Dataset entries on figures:
■ ■ ■ ■ ■
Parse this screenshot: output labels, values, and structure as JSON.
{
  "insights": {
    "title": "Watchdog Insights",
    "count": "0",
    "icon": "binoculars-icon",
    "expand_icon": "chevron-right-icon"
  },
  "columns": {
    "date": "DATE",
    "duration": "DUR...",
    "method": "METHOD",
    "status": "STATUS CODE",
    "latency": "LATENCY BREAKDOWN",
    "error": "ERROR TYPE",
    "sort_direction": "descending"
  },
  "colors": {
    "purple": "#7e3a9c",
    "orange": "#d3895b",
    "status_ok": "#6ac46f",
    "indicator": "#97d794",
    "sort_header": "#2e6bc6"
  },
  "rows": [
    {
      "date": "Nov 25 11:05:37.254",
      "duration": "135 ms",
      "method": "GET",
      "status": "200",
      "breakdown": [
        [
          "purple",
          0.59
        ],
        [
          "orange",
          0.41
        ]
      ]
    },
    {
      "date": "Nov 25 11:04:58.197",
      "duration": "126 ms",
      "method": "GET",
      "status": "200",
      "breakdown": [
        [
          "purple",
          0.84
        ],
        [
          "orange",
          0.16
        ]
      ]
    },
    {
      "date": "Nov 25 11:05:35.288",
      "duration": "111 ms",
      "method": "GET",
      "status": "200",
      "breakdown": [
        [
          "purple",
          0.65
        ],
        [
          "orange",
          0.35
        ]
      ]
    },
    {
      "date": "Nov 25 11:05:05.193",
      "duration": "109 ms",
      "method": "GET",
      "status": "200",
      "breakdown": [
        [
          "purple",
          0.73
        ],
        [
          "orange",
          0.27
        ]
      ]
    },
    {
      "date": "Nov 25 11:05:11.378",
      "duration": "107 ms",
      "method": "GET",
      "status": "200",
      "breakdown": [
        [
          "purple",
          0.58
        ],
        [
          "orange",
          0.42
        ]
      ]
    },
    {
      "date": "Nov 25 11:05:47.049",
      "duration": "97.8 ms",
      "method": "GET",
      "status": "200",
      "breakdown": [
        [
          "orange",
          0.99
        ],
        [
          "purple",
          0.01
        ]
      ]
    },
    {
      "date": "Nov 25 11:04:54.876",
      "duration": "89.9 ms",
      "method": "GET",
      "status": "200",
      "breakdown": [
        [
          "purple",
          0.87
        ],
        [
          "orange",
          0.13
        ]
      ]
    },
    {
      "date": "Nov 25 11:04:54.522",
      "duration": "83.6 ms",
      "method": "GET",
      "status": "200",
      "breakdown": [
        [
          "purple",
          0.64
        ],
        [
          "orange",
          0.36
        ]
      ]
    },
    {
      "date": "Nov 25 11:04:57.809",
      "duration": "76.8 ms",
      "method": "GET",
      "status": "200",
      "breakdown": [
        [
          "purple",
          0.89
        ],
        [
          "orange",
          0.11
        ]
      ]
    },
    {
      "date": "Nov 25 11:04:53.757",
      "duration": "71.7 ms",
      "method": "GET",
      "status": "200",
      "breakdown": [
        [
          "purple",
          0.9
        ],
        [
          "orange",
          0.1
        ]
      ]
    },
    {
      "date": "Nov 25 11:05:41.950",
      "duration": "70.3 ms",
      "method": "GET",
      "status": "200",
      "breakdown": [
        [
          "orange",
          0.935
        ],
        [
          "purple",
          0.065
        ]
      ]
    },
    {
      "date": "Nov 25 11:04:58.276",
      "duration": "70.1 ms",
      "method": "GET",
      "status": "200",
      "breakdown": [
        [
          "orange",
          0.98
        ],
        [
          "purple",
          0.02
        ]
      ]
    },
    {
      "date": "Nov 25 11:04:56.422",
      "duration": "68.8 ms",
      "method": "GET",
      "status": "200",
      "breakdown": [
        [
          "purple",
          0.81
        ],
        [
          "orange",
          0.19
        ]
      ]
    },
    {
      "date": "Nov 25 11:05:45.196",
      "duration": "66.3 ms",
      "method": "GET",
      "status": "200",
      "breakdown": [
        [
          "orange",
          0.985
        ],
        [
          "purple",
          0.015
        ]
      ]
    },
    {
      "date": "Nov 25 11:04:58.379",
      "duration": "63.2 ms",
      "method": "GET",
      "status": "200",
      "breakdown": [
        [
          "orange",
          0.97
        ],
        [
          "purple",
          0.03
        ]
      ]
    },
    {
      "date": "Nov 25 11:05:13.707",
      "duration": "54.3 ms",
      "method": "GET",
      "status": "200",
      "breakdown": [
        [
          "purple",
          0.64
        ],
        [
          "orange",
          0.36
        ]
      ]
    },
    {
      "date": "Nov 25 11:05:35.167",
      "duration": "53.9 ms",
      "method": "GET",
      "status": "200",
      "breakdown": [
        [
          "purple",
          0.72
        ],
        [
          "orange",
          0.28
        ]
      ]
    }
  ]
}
■ ■ ■ ■ ■
Problem ▸
Gather up every line from the listing above in which the word "icon" occurs.

Answer below ▸
    "icon": "binoculars-icon",
    "expand_icon": "chevron-right-icon"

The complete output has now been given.